_Problem statement_.
Repeat the listing that follows, character for character, minus the pictures.

Figure record extracts
· · · · · · ·
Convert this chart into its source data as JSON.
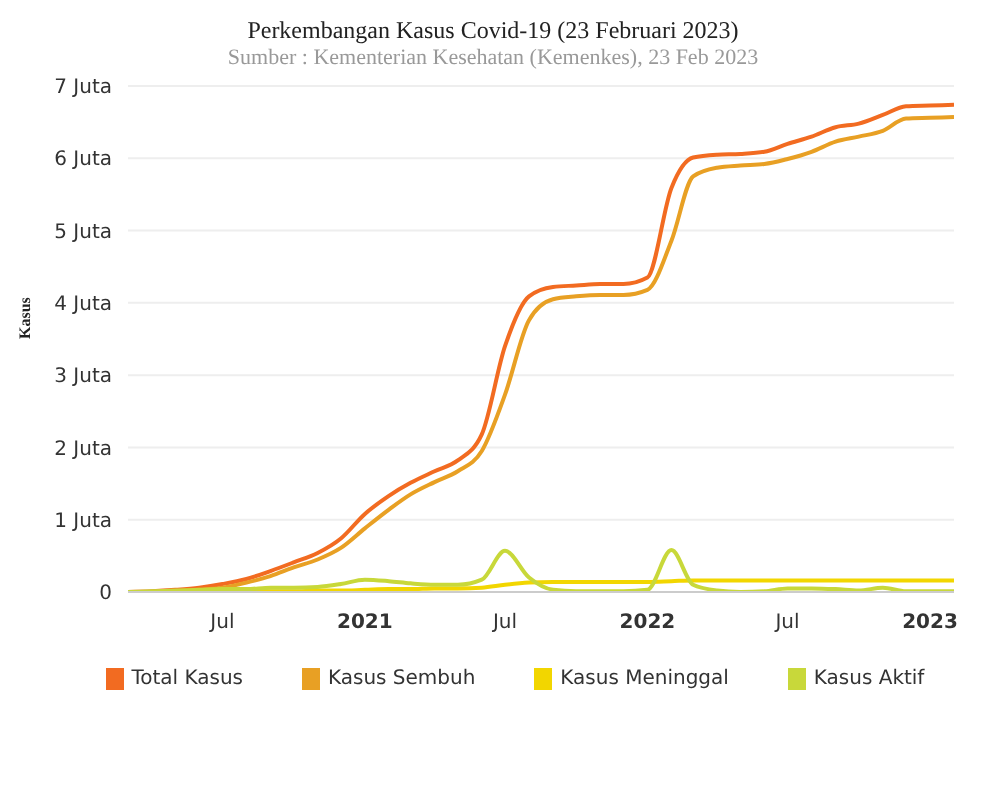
{
  "chart_data": {
    "type": "line",
    "title": "Perkembangan Kasus Covid-19 (23 Februari 2023)",
    "subtitle": "Sumber : Kementerian Kesehatan (Kemenkes), 23 Feb 2023",
    "ylabel": "Kasus",
    "x": [
      "2020-03",
      "2020-04",
      "2020-05",
      "2020-06",
      "2020-07",
      "2020-08",
      "2020-09",
      "2020-10",
      "2020-11",
      "2020-12",
      "2021-01",
      "2021-02",
      "2021-03",
      "2021-04",
      "2021-05",
      "2021-06",
      "2021-07",
      "2021-08",
      "2021-09",
      "2021-10",
      "2021-11",
      "2021-12",
      "2022-01",
      "2022-02",
      "2022-03",
      "2022-04",
      "2022-05",
      "2022-06",
      "2022-07",
      "2022-08",
      "2022-09",
      "2022-10",
      "2022-11",
      "2022-12",
      "2023-01",
      "2023-02"
    ],
    "series": [
      {
        "name": "Total Kasus",
        "color": "#f26b21",
        "values": [
          0.0,
          0.01,
          0.03,
          0.06,
          0.11,
          0.18,
          0.29,
          0.41,
          0.54,
          0.74,
          1.08,
          1.33,
          1.51,
          1.67,
          1.82,
          2.18,
          3.4,
          4.09,
          4.22,
          4.24,
          4.26,
          4.26,
          4.35,
          5.59,
          6.01,
          6.05,
          6.06,
          6.09,
          6.2,
          6.3,
          6.43,
          6.48,
          6.6,
          6.72,
          6.73,
          6.74
        ]
      },
      {
        "name": "Kasus Sembuh",
        "color": "#e8a024",
        "values": [
          0.0,
          0.0,
          0.01,
          0.03,
          0.06,
          0.13,
          0.22,
          0.34,
          0.45,
          0.61,
          0.88,
          1.14,
          1.35,
          1.52,
          1.67,
          1.95,
          2.73,
          3.76,
          4.05,
          4.09,
          4.11,
          4.11,
          4.18,
          4.86,
          5.75,
          5.87,
          5.9,
          5.92,
          5.99,
          6.09,
          6.23,
          6.3,
          6.38,
          6.55,
          6.56,
          6.57
        ]
      },
      {
        "name": "Kasus Meninggal",
        "color": "#f2d600",
        "values": [
          null,
          null,
          null,
          null,
          0.01,
          0.01,
          0.01,
          0.01,
          0.02,
          0.02,
          0.03,
          0.04,
          0.04,
          0.05,
          0.05,
          0.06,
          0.1,
          0.13,
          0.14,
          0.14,
          0.14,
          0.14,
          0.14,
          0.15,
          0.16,
          0.16,
          0.16,
          0.16,
          0.16,
          0.16,
          0.16,
          0.16,
          0.16,
          0.16,
          0.16,
          0.16
        ]
      },
      {
        "name": "Kasus Aktif",
        "color": "#c8d83a",
        "values": [
          0.0,
          0.01,
          0.02,
          0.03,
          0.04,
          0.04,
          0.06,
          0.06,
          0.07,
          0.11,
          0.17,
          0.15,
          0.12,
          0.1,
          0.1,
          0.17,
          0.57,
          0.2,
          0.03,
          0.01,
          0.01,
          0.01,
          0.03,
          0.58,
          0.1,
          0.02,
          0.0,
          0.01,
          0.05,
          0.05,
          0.04,
          0.02,
          0.06,
          0.01,
          0.01,
          0.01
        ]
      }
    ],
    "xlim": [
      "2020-03",
      "2023-02"
    ],
    "xticks": [
      {
        "value": "2020-07",
        "label": "Jul"
      },
      "2021",
      {
        "value": "2021-07",
        "label": "Jul"
      },
      "2022",
      {
        "value": "2022-07",
        "label": "Jul"
      },
      "2023"
    ],
    "ylim": [
      0,
      7
    ],
    "yticks": [
      0,
      {
        "value": 1,
        "label": "1 Juta"
      },
      {
        "value": 2,
        "label": "2 Juta"
      },
      {
        "value": 3,
        "label": "3 Juta"
      },
      {
        "value": 4,
        "label": "4 Juta"
      },
      {
        "value": 5,
        "label": "5 Juta"
      },
      {
        "value": 6,
        "label": "6 Juta"
      },
      {
        "value": 7,
        "label": "7 Juta"
      }
    ],
    "grid": "y",
    "legend": "bottom",
    "marker": "none",
    "line_style": "solid"
  }
}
· · · · · · ·
_Response to this exercise_.
Convert this chart into its source data as JSON.
{
  "chart_data": {
    "type": "line",
    "title": "Perkembangan Kasus Covid-19 (23 Februari 2023)",
    "subtitle": "Sumber : Kementerian Kesehatan (Kemenkes), 23 Feb 2023",
    "ylabel": "Kasus",
    "x": [
      "2020-03",
      "2020-04",
      "2020-05",
      "2020-06",
      "2020-07",
      "2020-08",
      "2020-09",
      "2020-10",
      "2020-11",
      "2020-12",
      "2021-01",
      "2021-02",
      "2021-03",
      "2021-04",
      "2021-05",
      "2021-06",
      "2021-07",
      "2021-08",
      "2021-09",
      "2021-10",
      "2021-11",
      "2021-12",
      "2022-01",
      "2022-02",
      "2022-03",
      "2022-04",
      "2022-05",
      "2022-06",
      "2022-07",
      "2022-08",
      "2022-09",
      "2022-10",
      "2022-11",
      "2022-12",
      "2023-01",
      "2023-02"
    ],
    "series": [
      {
        "name": "Total Kasus",
        "color": "#f26b21",
        "values": [
          0.0,
          0.01,
          0.03,
          0.06,
          0.11,
          0.18,
          0.29,
          0.41,
          0.54,
          0.74,
          1.08,
          1.33,
          1.51,
          1.67,
          1.82,
          2.18,
          3.4,
          4.09,
          4.22,
          4.24,
          4.26,
          4.26,
          4.35,
          5.59,
          6.01,
          6.05,
          6.06,
          6.09,
          6.2,
          6.3,
          6.43,
          6.48,
          6.6,
          6.72,
          6.73,
          6.74
        ]
      },
      {
        "name": "Kasus Sembuh",
        "color": "#e8a024",
        "values": [
          0.0,
          0.0,
          0.01,
          0.03,
          0.06,
          0.13,
          0.22,
          0.34,
          0.45,
          0.61,
          0.88,
          1.14,
          1.35,
          1.52,
          1.67,
          1.95,
          2.73,
          3.76,
          4.05,
          4.09,
          4.11,
          4.11,
          4.18,
          4.86,
          5.75,
          5.87,
          5.9,
          5.92,
          5.99,
          6.09,
          6.23,
          6.3,
          6.38,
          6.55,
          6.56,
          6.57
        ]
      },
      {
        "name": "Kasus Meninggal",
        "color": "#f2d600",
        "values": [
          null,
          null,
          null,
          null,
          0.01,
          0.01,
          0.01,
          0.01,
          0.02,
          0.02,
          0.03,
          0.04,
          0.04,
          0.05,
          0.05,
          0.06,
          0.1,
          0.13,
          0.14,
          0.14,
          0.14,
          0.14,
          0.14,
          0.15,
          0.16,
          0.16,
          0.16,
          0.16,
          0.16,
          0.16,
          0.16,
          0.16,
          0.16,
          0.16,
          0.16,
          0.16
        ]
      },
      {
        "name": "Kasus Aktif",
        "color": "#c8d83a",
        "values": [
          0.0,
          0.01,
          0.02,
          0.03,
          0.04,
          0.04,
          0.06,
          0.06,
          0.07,
          0.11,
          0.17,
          0.15,
          0.12,
          0.1,
          0.1,
          0.17,
          0.57,
          0.2,
          0.03,
          0.01,
          0.01,
          0.01,
          0.03,
          0.58,
          0.1,
          0.02,
          0.0,
          0.01,
          0.05,
          0.05,
          0.04,
          0.02,
          0.06,
          0.01,
          0.01,
          0.01
        ]
      }
    ],
    "xlim": [
      "2020-03",
      "2023-02"
    ],
    "xticks": [
      {
        "value": "2020-07",
        "label": "Jul"
      },
      "2021",
      {
        "value": "2021-07",
        "label": "Jul"
      },
      "2022",
      {
        "value": "2022-07",
        "label": "Jul"
      },
      "2023"
    ],
    "ylim": [
      0,
      7
    ],
    "yticks": [
      0,
      {
        "value": 1,
        "label": "1 Juta"
      },
      {
        "value": 2,
        "label": "2 Juta"
      },
      {
        "value": 3,
        "label": "3 Juta"
      },
      {
        "value": 4,
        "label": "4 Juta"
      },
      {
        "value": 5,
        "label": "5 Juta"
      },
      {
        "value": 6,
        "label": "6 Juta"
      },
      {
        "value": 7,
        "label": "7 Juta"
      }
    ],
    "grid": "y",
    "legend": "bottom",
    "marker": "none",
    "line_style": "solid"
  }
}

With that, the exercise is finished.